#### Task directions
Gather the lines below that include the string "דברים", copying each in full.

[Records from a dataset]
>> Begin
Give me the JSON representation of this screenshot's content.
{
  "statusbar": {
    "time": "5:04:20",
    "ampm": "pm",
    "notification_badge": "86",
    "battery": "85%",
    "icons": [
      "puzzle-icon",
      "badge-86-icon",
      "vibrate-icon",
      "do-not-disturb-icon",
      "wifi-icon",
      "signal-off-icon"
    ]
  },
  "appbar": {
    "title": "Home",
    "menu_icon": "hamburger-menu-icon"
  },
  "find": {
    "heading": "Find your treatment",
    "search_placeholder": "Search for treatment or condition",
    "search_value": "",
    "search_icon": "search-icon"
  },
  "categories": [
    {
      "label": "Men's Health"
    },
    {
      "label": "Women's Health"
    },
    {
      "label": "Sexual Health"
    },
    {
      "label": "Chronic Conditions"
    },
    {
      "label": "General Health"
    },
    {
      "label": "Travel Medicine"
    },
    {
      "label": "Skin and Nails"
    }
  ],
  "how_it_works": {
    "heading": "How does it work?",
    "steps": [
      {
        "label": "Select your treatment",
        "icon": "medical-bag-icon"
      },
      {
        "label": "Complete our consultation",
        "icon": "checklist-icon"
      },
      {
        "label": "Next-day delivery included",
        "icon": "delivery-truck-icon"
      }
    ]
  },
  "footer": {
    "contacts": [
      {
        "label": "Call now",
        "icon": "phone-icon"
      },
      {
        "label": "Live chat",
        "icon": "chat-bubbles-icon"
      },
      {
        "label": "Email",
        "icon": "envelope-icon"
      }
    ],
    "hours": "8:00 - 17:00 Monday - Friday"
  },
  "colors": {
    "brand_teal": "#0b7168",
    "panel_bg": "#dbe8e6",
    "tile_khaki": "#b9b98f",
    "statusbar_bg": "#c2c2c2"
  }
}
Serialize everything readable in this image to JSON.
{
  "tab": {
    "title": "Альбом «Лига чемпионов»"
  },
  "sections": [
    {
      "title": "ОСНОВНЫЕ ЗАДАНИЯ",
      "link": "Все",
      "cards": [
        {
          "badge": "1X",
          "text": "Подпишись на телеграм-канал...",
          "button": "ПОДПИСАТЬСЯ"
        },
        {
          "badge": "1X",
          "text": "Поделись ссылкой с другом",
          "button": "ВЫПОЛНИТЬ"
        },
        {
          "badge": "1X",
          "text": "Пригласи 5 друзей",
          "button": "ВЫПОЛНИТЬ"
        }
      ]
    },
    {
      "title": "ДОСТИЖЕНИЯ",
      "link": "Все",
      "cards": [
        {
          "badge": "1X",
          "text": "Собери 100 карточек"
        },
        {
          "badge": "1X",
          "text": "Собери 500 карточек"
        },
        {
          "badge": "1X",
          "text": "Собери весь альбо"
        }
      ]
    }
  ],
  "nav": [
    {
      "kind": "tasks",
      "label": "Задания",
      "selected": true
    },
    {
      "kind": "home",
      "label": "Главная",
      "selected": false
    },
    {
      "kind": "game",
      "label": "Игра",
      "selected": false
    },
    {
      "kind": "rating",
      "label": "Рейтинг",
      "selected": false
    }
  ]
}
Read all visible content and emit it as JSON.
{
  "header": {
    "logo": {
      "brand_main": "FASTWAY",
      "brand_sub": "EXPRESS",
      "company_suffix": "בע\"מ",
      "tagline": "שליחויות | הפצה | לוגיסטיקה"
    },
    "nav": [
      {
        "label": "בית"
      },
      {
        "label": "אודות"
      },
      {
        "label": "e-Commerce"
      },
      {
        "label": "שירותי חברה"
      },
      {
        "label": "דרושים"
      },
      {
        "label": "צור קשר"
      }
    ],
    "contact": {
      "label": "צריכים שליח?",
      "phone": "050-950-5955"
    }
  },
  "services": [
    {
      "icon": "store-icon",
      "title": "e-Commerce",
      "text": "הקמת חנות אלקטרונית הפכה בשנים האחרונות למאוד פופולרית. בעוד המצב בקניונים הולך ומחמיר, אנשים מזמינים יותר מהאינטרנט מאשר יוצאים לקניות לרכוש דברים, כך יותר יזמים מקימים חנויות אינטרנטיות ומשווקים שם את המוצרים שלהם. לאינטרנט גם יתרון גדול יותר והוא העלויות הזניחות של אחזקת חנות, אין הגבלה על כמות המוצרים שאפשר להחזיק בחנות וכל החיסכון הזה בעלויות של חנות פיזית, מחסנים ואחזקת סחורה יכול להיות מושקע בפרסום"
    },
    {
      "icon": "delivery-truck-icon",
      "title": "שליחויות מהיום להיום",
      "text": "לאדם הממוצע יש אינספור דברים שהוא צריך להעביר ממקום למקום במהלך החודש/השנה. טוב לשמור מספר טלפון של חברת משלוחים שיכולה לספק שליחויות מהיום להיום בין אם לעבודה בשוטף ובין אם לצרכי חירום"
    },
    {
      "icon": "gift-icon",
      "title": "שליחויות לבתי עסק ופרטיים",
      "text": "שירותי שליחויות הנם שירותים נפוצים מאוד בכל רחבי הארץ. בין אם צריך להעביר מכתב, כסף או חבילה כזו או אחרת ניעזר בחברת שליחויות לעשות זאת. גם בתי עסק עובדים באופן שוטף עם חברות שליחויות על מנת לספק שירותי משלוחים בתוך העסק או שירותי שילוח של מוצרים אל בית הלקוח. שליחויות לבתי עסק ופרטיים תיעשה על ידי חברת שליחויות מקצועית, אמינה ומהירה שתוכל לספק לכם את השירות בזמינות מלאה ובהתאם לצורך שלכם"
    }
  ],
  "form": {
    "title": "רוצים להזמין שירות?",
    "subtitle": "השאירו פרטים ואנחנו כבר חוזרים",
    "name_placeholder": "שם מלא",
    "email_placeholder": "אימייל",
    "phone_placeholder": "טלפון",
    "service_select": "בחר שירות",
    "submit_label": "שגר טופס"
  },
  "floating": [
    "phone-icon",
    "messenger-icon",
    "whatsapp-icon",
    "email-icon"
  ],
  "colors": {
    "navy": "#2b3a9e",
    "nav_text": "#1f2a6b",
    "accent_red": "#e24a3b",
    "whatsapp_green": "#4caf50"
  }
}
>> End
#### Output below
      "text": "הקמת חנות אלקטרונית הפכה בשנים האחרונות למאוד פופולרית. בעוד המצב בקניונים הולך ומחמיר, אנשים מזמינים יותר מהאינטרנט מאשר יוצאים לקניות לרכוש דברים, כך יותר יזמים מקימים חנויות אינטרנטיות ומשווקים שם את המוצרים שלהם. לאינטרנט גם יתרון גדול יותר והוא העלויות הזניחות של אחזקת חנות, אין הגבלה על כמות המוצרים שאפשר להחזיק בחנות וכל החיסכון הזה בעלויות של חנות פיזית, מחסנים ואחזקת סחורה יכול להיות מושקע בפרסום"
      "text": "לאדם הממוצע יש אינספור דברים שהוא צריך להעביר ממקום למקום במהלך החודש/השנה. טוב לשמור מספר טלפון של חברת משלוחים שיכולה לספק שליחויות מהיום להיום בין אם לעבודה בשוטף ובין אם לצרכי חירום"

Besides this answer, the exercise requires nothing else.